- _Brief_
Do not include the pictures; repeat the rest of the data exactly.

- _Records for the exercise_
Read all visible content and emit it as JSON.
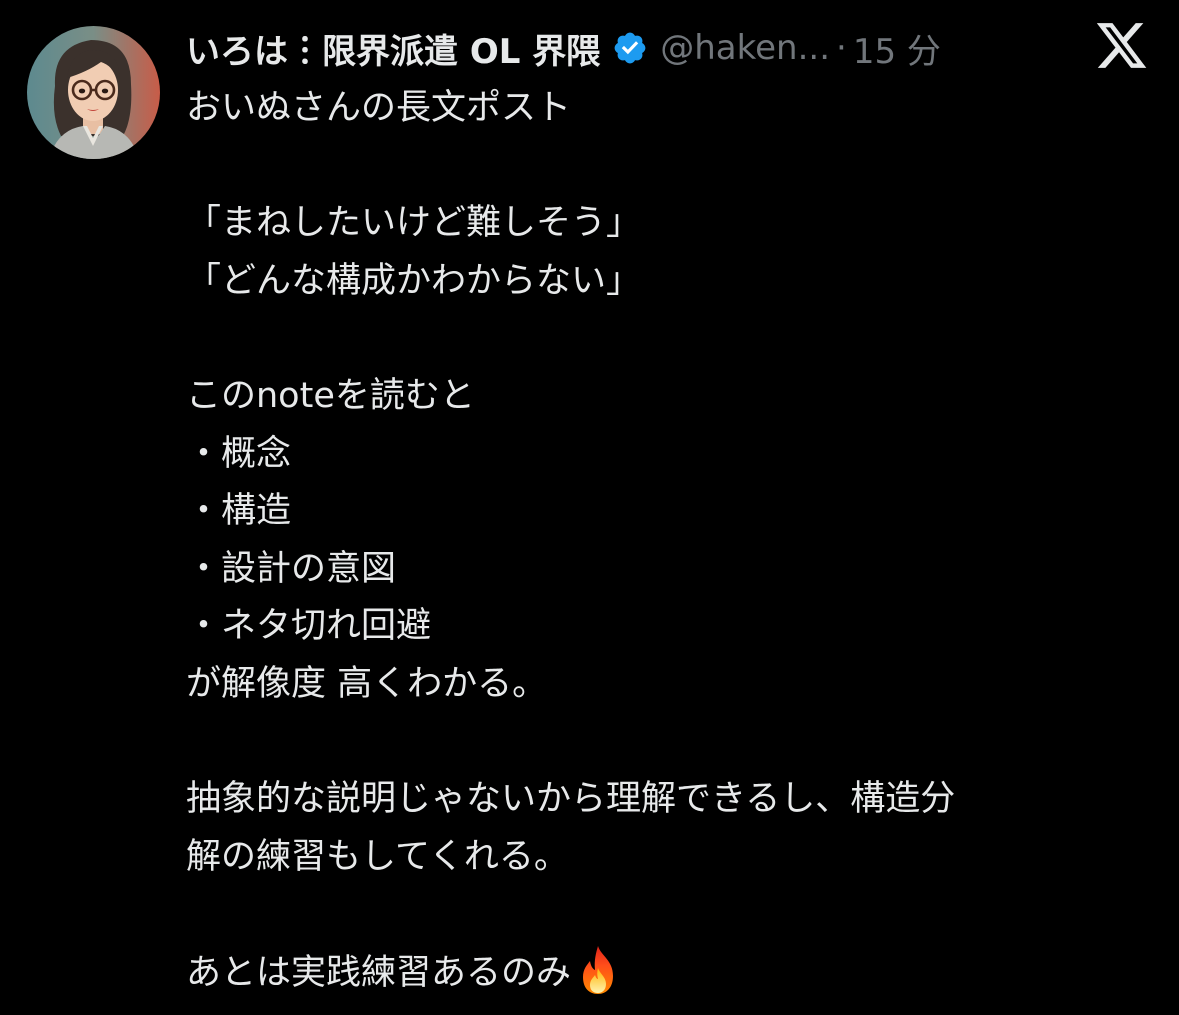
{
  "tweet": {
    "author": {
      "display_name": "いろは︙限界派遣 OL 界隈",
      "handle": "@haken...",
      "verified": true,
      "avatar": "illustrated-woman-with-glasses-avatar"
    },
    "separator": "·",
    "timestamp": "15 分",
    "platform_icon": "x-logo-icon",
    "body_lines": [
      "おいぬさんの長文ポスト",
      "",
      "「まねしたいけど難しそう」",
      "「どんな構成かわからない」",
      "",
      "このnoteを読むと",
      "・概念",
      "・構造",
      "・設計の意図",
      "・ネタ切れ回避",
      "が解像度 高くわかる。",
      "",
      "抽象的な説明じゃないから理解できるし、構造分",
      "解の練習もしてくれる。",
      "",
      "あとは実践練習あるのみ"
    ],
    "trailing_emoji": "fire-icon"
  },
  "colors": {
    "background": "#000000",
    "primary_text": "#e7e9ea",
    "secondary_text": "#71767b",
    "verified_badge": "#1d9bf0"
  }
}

- _Expected answer_
Read all visible content and emit it as JSON.
{
  "tweet": {
    "author": {
      "display_name": "いろは︙限界派遣 OL 界隈",
      "handle": "@haken...",
      "verified": true,
      "avatar": "illustrated-woman-with-glasses-avatar"
    },
    "separator": "·",
    "timestamp": "15 分",
    "platform_icon": "x-logo-icon",
    "body_lines": [
      "おいぬさんの長文ポスト",
      "",
      "「まねしたいけど難しそう」",
      "「どんな構成かわからない」",
      "",
      "このnoteを読むと",
      "・概念",
      "・構造",
      "・設計の意図",
      "・ネタ切れ回避",
      "が解像度 高くわかる。",
      "",
      "抽象的な説明じゃないから理解できるし、構造分",
      "解の練習もしてくれる。",
      "",
      "あとは実践練習あるのみ"
    ],
    "trailing_emoji": "fire-icon"
  },
  "colors": {
    "background": "#000000",
    "primary_text": "#e7e9ea",
    "secondary_text": "#71767b",
    "verified_badge": "#1d9bf0"
  }
}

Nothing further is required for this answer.